# START OF ENTRIES PROVIDED

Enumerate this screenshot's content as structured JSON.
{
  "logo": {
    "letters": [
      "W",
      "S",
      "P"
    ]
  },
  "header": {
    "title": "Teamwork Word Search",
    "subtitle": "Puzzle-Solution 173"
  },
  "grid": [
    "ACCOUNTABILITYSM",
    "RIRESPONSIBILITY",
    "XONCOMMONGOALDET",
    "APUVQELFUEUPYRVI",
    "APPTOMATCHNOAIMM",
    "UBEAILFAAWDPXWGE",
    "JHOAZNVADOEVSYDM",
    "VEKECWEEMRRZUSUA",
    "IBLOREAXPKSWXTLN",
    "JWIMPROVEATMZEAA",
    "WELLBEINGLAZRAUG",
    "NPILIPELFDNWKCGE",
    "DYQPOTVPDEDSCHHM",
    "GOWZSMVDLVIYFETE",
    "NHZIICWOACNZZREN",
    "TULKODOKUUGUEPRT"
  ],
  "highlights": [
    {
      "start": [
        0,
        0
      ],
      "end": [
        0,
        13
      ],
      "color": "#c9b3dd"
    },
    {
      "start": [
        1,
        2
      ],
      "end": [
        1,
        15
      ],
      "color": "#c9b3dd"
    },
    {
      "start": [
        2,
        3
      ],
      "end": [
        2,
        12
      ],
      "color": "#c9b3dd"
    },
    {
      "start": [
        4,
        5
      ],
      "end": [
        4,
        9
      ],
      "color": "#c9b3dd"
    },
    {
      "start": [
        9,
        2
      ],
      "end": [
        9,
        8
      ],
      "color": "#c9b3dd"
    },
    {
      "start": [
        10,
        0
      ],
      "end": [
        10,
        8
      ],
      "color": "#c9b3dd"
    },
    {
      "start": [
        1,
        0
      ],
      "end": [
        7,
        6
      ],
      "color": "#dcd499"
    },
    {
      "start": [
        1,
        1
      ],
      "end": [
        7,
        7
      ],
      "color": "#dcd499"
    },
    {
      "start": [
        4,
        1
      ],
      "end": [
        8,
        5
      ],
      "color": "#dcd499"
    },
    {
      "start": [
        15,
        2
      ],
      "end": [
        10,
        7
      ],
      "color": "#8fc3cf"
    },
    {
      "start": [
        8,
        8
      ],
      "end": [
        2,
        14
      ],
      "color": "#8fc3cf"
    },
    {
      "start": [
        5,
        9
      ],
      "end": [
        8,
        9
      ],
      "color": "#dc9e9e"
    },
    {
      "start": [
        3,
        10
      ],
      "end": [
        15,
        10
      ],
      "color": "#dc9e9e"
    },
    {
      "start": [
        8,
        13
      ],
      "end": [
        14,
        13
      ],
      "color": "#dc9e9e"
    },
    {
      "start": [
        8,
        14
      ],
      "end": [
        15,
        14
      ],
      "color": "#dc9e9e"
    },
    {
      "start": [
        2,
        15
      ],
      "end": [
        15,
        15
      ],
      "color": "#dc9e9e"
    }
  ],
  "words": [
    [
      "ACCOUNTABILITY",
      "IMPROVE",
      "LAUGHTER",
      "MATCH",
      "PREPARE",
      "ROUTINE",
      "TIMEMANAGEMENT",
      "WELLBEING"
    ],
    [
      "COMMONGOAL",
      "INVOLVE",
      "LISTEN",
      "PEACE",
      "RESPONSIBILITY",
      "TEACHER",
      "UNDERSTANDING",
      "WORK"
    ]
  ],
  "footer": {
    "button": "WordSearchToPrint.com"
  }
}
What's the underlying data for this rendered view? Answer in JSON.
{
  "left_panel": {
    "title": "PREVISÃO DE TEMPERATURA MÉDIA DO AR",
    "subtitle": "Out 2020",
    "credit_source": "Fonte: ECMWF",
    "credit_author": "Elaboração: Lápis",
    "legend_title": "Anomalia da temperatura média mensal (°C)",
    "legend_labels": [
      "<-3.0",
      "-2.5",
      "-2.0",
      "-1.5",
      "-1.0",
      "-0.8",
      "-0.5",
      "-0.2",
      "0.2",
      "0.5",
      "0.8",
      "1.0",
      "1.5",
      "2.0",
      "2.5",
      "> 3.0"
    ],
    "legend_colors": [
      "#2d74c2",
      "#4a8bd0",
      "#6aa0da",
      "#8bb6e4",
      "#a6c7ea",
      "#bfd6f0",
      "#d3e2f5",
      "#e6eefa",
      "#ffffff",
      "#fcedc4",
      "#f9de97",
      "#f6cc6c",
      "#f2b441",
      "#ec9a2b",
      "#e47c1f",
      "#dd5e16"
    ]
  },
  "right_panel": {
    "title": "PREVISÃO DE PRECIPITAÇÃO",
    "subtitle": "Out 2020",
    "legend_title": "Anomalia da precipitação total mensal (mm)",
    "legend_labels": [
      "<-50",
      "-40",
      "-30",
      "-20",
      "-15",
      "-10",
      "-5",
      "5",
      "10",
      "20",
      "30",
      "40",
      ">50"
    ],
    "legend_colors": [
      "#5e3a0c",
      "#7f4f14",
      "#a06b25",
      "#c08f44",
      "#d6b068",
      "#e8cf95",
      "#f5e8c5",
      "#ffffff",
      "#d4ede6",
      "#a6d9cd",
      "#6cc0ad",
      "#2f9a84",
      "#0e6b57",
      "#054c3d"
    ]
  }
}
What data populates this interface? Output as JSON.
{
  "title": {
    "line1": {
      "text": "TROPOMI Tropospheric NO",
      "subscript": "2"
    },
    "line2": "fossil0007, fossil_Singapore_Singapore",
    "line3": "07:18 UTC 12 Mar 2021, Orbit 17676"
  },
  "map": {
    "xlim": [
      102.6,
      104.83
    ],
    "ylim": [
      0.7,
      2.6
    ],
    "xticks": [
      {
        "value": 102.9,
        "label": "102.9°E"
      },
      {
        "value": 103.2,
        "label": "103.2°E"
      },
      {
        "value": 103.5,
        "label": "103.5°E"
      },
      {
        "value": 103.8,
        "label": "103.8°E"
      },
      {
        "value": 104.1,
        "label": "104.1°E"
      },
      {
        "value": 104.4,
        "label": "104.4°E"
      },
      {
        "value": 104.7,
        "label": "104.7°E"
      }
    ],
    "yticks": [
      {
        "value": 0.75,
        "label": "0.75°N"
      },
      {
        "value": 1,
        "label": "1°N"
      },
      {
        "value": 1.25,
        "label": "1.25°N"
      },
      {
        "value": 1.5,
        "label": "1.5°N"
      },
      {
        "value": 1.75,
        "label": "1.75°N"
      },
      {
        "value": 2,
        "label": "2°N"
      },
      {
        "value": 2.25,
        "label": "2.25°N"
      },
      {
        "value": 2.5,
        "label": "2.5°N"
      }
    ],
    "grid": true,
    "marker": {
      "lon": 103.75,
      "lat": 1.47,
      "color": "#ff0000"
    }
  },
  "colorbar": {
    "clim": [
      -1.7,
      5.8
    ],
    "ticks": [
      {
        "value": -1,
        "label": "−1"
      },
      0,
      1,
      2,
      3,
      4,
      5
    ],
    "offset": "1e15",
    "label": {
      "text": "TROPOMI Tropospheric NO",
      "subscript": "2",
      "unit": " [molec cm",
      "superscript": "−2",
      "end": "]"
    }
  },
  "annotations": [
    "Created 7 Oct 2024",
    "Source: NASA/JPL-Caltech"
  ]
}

# END OF ENTRIES PROVIDED

● EXERCISE REQUIREMENTS: Write out every entry verbatim.

● TASK RESULT:
Enumerate this screenshot's content as structured JSON.
{
  "logo": {
    "letters": [
      "W",
      "S",
      "P"
    ]
  },
  "header": {
    "title": "Teamwork Word Search",
    "subtitle": "Puzzle-Solution 173"
  },
  "grid": [
    "ACCOUNTABILITYSM",
    "RIRESPONSIBILITY",
    "XONCOMMONGOALDET",
    "APUVQELFUEUPYRVI",
    "APPTOMATCHNOAIMM",
    "UBEAILFAAWDPXWGE",
    "JHOAZNVADOEVSYDM",
    "VEKECWEEMRRZUSUA",
    "IBLOREAXPKSWXTLN",
    "JWIMPROVEATMZEAA",
    "WELLBEINGLAZRAUG",
    "NPILIPELFDNWKCGE",
    "DYQPOTVPDEDSCHHM",
    "GOWZSMVDLVIYFETE",
    "NHZIICWOACNZZREN",
    "TULKODOKUUGUEPRT"
  ],
  "highlights": [
    {
      "start": [
        0,
        0
      ],
      "end": [
        0,
        13
      ],
      "color": "#c9b3dd"
    },
    {
      "start": [
        1,
        2
      ],
      "end": [
        1,
        15
      ],
      "color": "#c9b3dd"
    },
    {
      "start": [
        2,
        3
      ],
      "end": [
        2,
        12
      ],
      "color": "#c9b3dd"
    },
    {
      "start": [
        4,
        5
      ],
      "end": [
        4,
        9
      ],
      "color": "#c9b3dd"
    },
    {
      "start": [
        9,
        2
      ],
      "end": [
        9,
        8
      ],
      "color": "#c9b3dd"
    },
    {
      "start": [
        10,
        0
      ],
      "end": [
        10,
        8
      ],
      "color": "#c9b3dd"
    },
    {
      "start": [
        1,
        0
      ],
      "end": [
        7,
        6
      ],
      "color": "#dcd499"
    },
    {
      "start": [
        1,
        1
      ],
      "end": [
        7,
        7
      ],
      "color": "#dcd499"
    },
    {
      "start": [
        4,
        1
      ],
      "end": [
        8,
        5
      ],
      "color": "#dcd499"
    },
    {
      "start": [
        15,
        2
      ],
      "end": [
        10,
        7
      ],
      "color": "#8fc3cf"
    },
    {
      "start": [
        8,
        8
      ],
      "end": [
        2,
        14
      ],
      "color": "#8fc3cf"
    },
    {
      "start": [
        5,
        9
      ],
      "end": [
        8,
        9
      ],
      "color": "#dc9e9e"
    },
    {
      "start": [
        3,
        10
      ],
      "end": [
        15,
        10
      ],
      "color": "#dc9e9e"
    },
    {
      "start": [
        8,
        13
      ],
      "end": [
        14,
        13
      ],
      "color": "#dc9e9e"
    },
    {
      "start": [
        8,
        14
      ],
      "end": [
        15,
        14
      ],
      "color": "#dc9e9e"
    },
    {
      "start": [
        2,
        15
      ],
      "end": [
        15,
        15
      ],
      "color": "#dc9e9e"
    }
  ],
  "words": [
    [
      "ACCOUNTABILITY",
      "IMPROVE",
      "LAUGHTER",
      "MATCH",
      "PREPARE",
      "ROUTINE",
      "TIMEMANAGEMENT",
      "WELLBEING"
    ],
    [
      "COMMONGOAL",
      "INVOLVE",
      "LISTEN",
      "PEACE",
      "RESPONSIBILITY",
      "TEACHER",
      "UNDERSTANDING",
      "WORK"
    ]
  ],
  "footer": {
    "button": "WordSearchToPrint.com"
  }
}
What's the underlying data for this rendered view? Answer in JSON.
{
  "left_panel": {
    "title": "PREVISÃO DE TEMPERATURA MÉDIA DO AR",
    "subtitle": "Out 2020",
    "credit_source": "Fonte: ECMWF",
    "credit_author": "Elaboração: Lápis",
    "legend_title": "Anomalia da temperatura média mensal (°C)",
    "legend_labels": [
      "<-3.0",
      "-2.5",
      "-2.0",
      "-1.5",
      "-1.0",
      "-0.8",
      "-0.5",
      "-0.2",
      "0.2",
      "0.5",
      "0.8",
      "1.0",
      "1.5",
      "2.0",
      "2.5",
      "> 3.0"
    ],
    "legend_colors": [
      "#2d74c2",
      "#4a8bd0",
      "#6aa0da",
      "#8bb6e4",
      "#a6c7ea",
      "#bfd6f0",
      "#d3e2f5",
      "#e6eefa",
      "#ffffff",
      "#fcedc4",
      "#f9de97",
      "#f6cc6c",
      "#f2b441",
      "#ec9a2b",
      "#e47c1f",
      "#dd5e16"
    ]
  },
  "right_panel": {
    "title": "PREVISÃO DE PRECIPITAÇÃO",
    "subtitle": "Out 2020",
    "legend_title": "Anomalia da precipitação total mensal (mm)",
    "legend_labels": [
      "<-50",
      "-40",
      "-30",
      "-20",
      "-15",
      "-10",
      "-5",
      "5",
      "10",
      "20",
      "30",
      "40",
      ">50"
    ],
    "legend_colors": [
      "#5e3a0c",
      "#7f4f14",
      "#a06b25",
      "#c08f44",
      "#d6b068",
      "#e8cf95",
      "#f5e8c5",
      "#ffffff",
      "#d4ede6",
      "#a6d9cd",
      "#6cc0ad",
      "#2f9a84",
      "#0e6b57",
      "#054c3d"
    ]
  }
}
What data populates this interface? Output as JSON.
{
  "title": {
    "line1": {
      "text": "TROPOMI Tropospheric NO",
      "subscript": "2"
    },
    "line2": "fossil0007, fossil_Singapore_Singapore",
    "line3": "07:18 UTC 12 Mar 2021, Orbit 17676"
  },
  "map": {
    "xlim": [
      102.6,
      104.83
    ],
    "ylim": [
      0.7,
      2.6
    ],
    "xticks": [
      {
        "value": 102.9,
        "label": "102.9°E"
      },
      {
        "value": 103.2,
        "label": "103.2°E"
      },
      {
        "value": 103.5,
        "label": "103.5°E"
      },
      {
        "value": 103.8,
        "label": "103.8°E"
      },
      {
        "value": 104.1,
        "label": "104.1°E"
      },
      {
        "value": 104.4,
        "label": "104.4°E"
      },
      {
        "value": 104.7,
        "label": "104.7°E"
      }
    ],
    "yticks": [
      {
        "value": 0.75,
        "label": "0.75°N"
      },
      {
        "value": 1,
        "label": "1°N"
      },
      {
        "value": 1.25,
        "label": "1.25°N"
      },
      {
        "value": 1.5,
        "label": "1.5°N"
      },
      {
        "value": 1.75,
        "label": "1.75°N"
      },
      {
        "value": 2,
        "label": "2°N"
      },
      {
        "value": 2.25,
        "label": "2.25°N"
      },
      {
        "value": 2.5,
        "label": "2.5°N"
      }
    ],
    "grid": true,
    "marker": {
      "lon": 103.75,
      "lat": 1.47,
      "color": "#ff0000"
    }
  },
  "colorbar": {
    "clim": [
      -1.7,
      5.8
    ],
    "ticks": [
      {
        "value": -1,
        "label": "−1"
      },
      0,
      1,
      2,
      3,
      4,
      5
    ],
    "offset": "1e15",
    "label": {
      "text": "TROPOMI Tropospheric NO",
      "subscript": "2",
      "unit": " [molec cm",
      "superscript": "−2",
      "end": "]"
    }
  },
  "annotations": [
    "Created 7 Oct 2024",
    "Source: NASA/JPL-Caltech"
  ]
}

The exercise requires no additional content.